- [Written request]:
Find "Read this page and output its text content." in the data, then restate the line it sits in and every later line word for word, ending with the last line.

- [Data entries]:
☆ ☆ ☆ ☆

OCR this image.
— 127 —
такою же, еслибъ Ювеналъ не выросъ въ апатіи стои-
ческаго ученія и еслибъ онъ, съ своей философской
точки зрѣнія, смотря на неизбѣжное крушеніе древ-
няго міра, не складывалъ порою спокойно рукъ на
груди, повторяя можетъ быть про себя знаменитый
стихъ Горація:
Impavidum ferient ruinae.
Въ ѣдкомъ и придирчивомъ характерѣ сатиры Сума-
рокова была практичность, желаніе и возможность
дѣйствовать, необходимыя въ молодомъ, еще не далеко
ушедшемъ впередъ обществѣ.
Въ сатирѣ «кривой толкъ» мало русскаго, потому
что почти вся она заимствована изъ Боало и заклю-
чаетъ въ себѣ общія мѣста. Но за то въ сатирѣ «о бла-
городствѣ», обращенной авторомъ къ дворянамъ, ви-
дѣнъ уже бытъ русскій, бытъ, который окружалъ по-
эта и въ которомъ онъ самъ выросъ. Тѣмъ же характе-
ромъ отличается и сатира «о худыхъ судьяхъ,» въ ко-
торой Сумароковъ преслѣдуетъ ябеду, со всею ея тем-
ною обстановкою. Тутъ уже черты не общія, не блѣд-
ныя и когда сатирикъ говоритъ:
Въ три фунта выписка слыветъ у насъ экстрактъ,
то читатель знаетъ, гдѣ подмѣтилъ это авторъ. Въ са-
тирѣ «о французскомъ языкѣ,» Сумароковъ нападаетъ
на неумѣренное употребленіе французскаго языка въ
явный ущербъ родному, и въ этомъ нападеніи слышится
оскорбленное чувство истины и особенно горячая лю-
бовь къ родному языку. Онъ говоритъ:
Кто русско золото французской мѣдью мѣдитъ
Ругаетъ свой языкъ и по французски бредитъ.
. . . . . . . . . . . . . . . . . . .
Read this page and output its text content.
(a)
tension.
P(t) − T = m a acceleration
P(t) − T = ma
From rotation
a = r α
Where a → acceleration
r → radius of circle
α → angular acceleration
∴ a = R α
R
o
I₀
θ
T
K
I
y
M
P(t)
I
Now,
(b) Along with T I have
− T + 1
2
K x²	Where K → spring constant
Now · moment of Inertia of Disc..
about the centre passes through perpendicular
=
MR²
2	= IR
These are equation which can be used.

☆ ☆ ☆ ☆

- [Output below]:
Read this page and output its text content.
(a)
tension.
P(t) − T = m a acceleration
P(t) − T = ma
From rotation
a = r α
Where a → acceleration
r → radius of circle
α → angular acceleration
∴ a = R α
R
o
I₀
θ
T
K
I
y
M
P(t)
I
Now,
(b) Along with T I have
− T + 1
2
K x²	Where K → spring constant
Now · moment of Inertia of Disc..
about the centre passes through perpendicular
=
MR²
2	= IR
These are equation which can be used.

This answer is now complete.